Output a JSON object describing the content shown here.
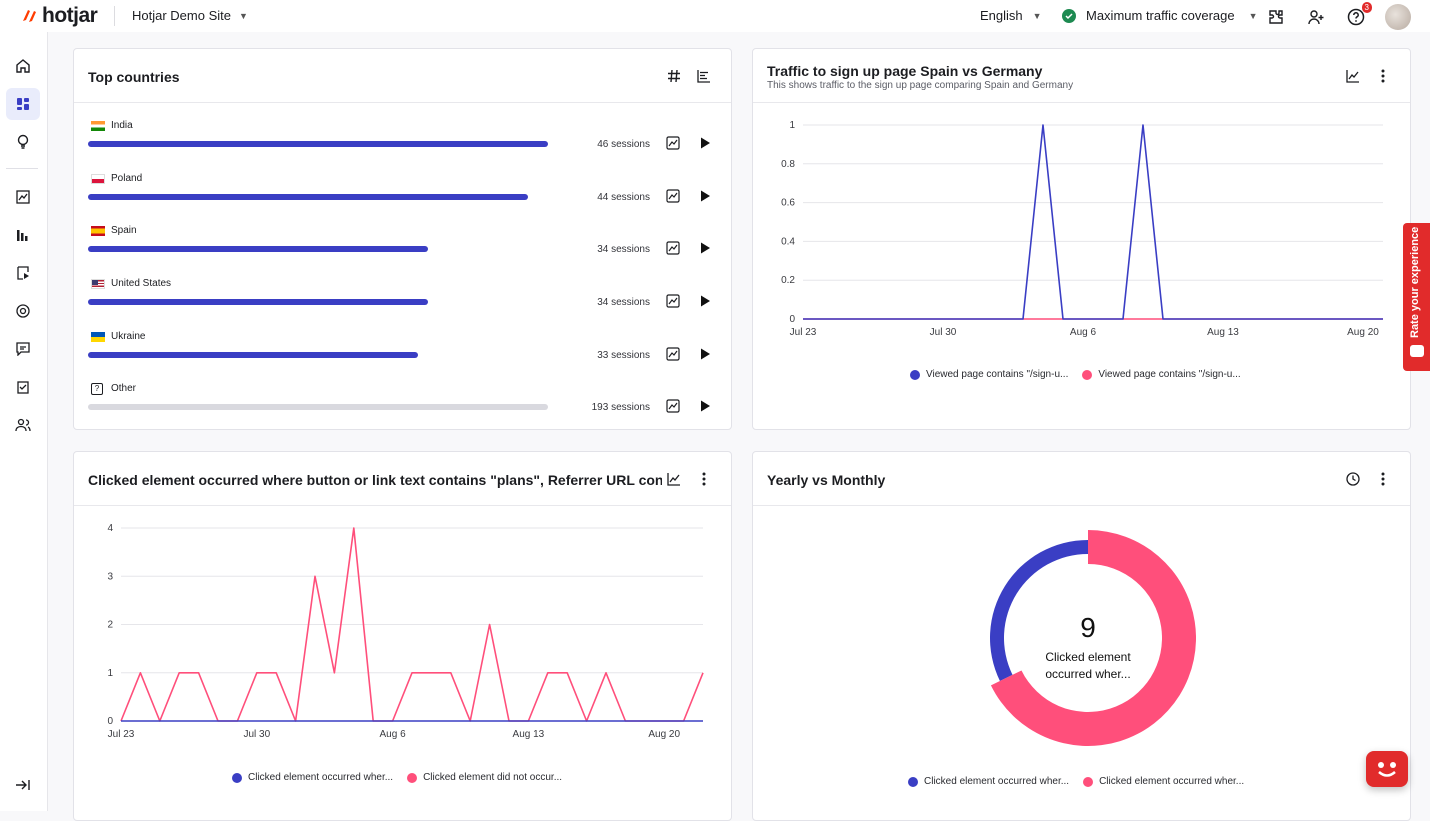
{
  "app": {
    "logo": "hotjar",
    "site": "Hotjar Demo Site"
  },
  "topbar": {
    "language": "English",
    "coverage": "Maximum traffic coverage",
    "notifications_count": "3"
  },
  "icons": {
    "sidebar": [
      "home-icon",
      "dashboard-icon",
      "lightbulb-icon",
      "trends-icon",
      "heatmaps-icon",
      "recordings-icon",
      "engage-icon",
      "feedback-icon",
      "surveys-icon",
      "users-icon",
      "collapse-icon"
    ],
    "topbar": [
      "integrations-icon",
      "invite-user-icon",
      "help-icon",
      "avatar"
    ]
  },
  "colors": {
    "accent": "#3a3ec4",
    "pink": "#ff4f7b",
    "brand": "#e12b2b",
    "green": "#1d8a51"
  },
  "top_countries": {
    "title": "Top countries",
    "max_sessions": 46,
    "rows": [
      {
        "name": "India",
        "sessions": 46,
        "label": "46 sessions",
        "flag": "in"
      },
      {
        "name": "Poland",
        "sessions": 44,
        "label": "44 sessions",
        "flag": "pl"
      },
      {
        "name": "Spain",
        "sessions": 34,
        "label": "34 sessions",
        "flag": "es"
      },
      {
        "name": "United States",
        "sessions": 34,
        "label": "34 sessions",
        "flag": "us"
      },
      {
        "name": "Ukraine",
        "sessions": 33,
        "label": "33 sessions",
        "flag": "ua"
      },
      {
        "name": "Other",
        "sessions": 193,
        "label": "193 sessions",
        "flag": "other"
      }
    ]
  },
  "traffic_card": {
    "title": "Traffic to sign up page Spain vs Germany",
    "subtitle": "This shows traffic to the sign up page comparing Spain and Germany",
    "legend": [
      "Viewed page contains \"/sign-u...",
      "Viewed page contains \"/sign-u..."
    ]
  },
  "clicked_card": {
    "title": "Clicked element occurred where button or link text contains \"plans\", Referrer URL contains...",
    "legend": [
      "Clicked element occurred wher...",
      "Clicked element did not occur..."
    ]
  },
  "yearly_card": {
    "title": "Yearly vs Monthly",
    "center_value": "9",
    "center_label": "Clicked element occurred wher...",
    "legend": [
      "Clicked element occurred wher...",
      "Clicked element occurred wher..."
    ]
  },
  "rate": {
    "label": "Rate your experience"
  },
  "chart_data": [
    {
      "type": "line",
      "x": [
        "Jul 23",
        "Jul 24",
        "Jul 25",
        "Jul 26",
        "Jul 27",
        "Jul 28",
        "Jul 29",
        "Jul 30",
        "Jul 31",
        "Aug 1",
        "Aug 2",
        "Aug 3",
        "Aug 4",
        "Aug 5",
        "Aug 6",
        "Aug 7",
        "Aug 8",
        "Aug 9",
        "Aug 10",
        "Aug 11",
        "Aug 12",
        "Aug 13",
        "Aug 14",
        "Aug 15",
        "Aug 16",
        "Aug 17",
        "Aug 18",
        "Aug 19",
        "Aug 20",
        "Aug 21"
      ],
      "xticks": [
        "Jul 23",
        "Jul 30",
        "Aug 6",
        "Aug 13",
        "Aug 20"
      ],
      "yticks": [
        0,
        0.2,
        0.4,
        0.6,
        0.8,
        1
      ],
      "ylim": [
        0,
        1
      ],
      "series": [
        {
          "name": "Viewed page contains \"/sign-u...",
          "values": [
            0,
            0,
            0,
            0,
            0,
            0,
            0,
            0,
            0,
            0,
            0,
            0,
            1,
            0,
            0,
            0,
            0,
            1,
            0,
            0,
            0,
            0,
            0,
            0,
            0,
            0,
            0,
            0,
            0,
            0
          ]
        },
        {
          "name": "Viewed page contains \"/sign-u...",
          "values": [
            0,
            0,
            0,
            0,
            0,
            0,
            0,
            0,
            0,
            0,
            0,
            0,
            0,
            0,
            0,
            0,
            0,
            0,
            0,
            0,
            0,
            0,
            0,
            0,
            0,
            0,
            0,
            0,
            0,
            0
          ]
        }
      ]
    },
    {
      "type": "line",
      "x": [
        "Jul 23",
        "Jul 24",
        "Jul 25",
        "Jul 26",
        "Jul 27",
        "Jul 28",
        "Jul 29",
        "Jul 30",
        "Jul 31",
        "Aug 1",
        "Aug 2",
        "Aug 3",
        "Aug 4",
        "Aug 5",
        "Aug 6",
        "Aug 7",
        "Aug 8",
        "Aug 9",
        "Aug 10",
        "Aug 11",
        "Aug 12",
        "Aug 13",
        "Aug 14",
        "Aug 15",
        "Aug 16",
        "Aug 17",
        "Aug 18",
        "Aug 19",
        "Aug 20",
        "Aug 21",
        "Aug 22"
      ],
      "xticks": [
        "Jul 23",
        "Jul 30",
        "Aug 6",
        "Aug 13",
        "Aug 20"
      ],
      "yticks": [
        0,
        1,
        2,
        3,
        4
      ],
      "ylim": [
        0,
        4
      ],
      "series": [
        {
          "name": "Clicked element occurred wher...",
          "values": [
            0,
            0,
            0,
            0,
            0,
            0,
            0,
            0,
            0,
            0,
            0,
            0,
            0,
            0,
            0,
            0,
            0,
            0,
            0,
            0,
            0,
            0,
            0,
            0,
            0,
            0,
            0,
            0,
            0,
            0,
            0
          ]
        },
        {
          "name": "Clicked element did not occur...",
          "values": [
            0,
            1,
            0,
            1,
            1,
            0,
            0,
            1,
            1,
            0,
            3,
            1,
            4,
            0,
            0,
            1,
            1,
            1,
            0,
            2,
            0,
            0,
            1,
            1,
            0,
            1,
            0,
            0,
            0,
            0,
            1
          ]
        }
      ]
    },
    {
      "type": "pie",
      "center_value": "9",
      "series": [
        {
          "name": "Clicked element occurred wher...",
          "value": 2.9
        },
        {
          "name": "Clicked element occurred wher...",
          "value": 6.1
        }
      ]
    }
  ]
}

---

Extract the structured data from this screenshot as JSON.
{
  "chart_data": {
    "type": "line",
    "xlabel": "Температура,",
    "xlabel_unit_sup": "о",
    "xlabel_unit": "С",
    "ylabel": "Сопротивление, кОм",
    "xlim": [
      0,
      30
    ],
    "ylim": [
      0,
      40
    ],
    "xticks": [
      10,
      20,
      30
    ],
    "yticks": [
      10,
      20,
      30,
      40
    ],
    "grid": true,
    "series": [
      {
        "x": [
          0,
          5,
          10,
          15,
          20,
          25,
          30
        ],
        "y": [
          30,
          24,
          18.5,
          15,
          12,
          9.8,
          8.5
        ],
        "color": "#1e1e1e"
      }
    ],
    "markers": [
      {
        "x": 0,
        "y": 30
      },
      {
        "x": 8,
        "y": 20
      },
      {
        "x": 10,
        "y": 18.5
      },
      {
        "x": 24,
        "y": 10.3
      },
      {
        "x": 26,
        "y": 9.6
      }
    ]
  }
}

**Problem details:** In the data above, count the lines where the word "page" appears; reply with the number only.

**Expected answer:** 6